--- Begin Dataset records ---

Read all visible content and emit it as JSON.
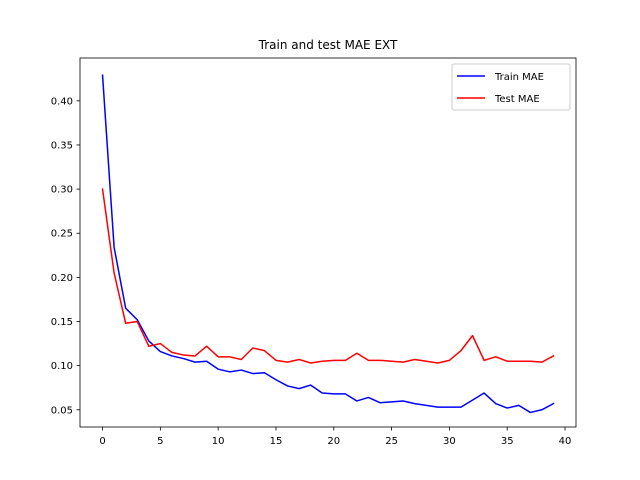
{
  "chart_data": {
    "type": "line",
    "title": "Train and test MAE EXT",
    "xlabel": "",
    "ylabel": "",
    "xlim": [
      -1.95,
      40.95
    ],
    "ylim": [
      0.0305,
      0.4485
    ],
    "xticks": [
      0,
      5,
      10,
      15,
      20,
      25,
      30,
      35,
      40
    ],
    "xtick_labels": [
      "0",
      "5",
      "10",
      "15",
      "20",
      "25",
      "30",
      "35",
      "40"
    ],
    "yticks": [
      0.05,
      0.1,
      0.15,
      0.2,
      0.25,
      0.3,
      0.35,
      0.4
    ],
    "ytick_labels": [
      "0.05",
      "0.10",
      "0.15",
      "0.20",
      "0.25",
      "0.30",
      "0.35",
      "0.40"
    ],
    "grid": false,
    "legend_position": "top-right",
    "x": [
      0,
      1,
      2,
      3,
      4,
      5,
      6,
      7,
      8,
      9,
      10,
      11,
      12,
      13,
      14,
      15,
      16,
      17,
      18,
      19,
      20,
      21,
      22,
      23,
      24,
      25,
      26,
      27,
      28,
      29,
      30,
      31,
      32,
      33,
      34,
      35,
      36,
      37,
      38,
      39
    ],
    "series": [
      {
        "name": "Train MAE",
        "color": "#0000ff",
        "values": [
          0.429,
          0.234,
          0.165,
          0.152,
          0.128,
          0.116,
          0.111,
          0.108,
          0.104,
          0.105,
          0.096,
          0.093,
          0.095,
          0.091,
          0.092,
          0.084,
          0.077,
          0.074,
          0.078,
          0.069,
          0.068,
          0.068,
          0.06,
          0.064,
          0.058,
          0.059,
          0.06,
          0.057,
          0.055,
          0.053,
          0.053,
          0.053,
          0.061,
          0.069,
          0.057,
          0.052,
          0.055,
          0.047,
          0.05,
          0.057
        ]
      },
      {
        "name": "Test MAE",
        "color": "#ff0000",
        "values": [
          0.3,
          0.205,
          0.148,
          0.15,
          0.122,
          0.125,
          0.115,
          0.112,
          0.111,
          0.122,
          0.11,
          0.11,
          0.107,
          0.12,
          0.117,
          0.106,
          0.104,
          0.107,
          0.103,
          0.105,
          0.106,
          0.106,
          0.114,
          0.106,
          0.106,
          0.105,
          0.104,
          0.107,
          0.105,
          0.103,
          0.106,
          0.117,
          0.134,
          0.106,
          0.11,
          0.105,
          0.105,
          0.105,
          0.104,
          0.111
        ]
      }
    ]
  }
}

--- End Dataset records ---

### Exercise instructions:
Each entry must be retyped word for word, with every image omitted.

### Answer to this problem:
Read all visible content and emit it as JSON.
{
  "chart_data": {
    "type": "line",
    "title": "Train and test MAE EXT",
    "xlabel": "",
    "ylabel": "",
    "xlim": [
      -1.95,
      40.95
    ],
    "ylim": [
      0.0305,
      0.4485
    ],
    "xticks": [
      0,
      5,
      10,
      15,
      20,
      25,
      30,
      35,
      40
    ],
    "xtick_labels": [
      "0",
      "5",
      "10",
      "15",
      "20",
      "25",
      "30",
      "35",
      "40"
    ],
    "yticks": [
      0.05,
      0.1,
      0.15,
      0.2,
      0.25,
      0.3,
      0.35,
      0.4
    ],
    "ytick_labels": [
      "0.05",
      "0.10",
      "0.15",
      "0.20",
      "0.25",
      "0.30",
      "0.35",
      "0.40"
    ],
    "grid": false,
    "legend_position": "top-right",
    "x": [
      0,
      1,
      2,
      3,
      4,
      5,
      6,
      7,
      8,
      9,
      10,
      11,
      12,
      13,
      14,
      15,
      16,
      17,
      18,
      19,
      20,
      21,
      22,
      23,
      24,
      25,
      26,
      27,
      28,
      29,
      30,
      31,
      32,
      33,
      34,
      35,
      36,
      37,
      38,
      39
    ],
    "series": [
      {
        "name": "Train MAE",
        "color": "#0000ff",
        "values": [
          0.429,
          0.234,
          0.165,
          0.152,
          0.128,
          0.116,
          0.111,
          0.108,
          0.104,
          0.105,
          0.096,
          0.093,
          0.095,
          0.091,
          0.092,
          0.084,
          0.077,
          0.074,
          0.078,
          0.069,
          0.068,
          0.068,
          0.06,
          0.064,
          0.058,
          0.059,
          0.06,
          0.057,
          0.055,
          0.053,
          0.053,
          0.053,
          0.061,
          0.069,
          0.057,
          0.052,
          0.055,
          0.047,
          0.05,
          0.057
        ]
      },
      {
        "name": "Test MAE",
        "color": "#ff0000",
        "values": [
          0.3,
          0.205,
          0.148,
          0.15,
          0.122,
          0.125,
          0.115,
          0.112,
          0.111,
          0.122,
          0.11,
          0.11,
          0.107,
          0.12,
          0.117,
          0.106,
          0.104,
          0.107,
          0.103,
          0.105,
          0.106,
          0.106,
          0.114,
          0.106,
          0.106,
          0.105,
          0.104,
          0.107,
          0.105,
          0.103,
          0.106,
          0.117,
          0.134,
          0.106,
          0.11,
          0.105,
          0.105,
          0.105,
          0.104,
          0.111
        ]
      }
    ]
  }
}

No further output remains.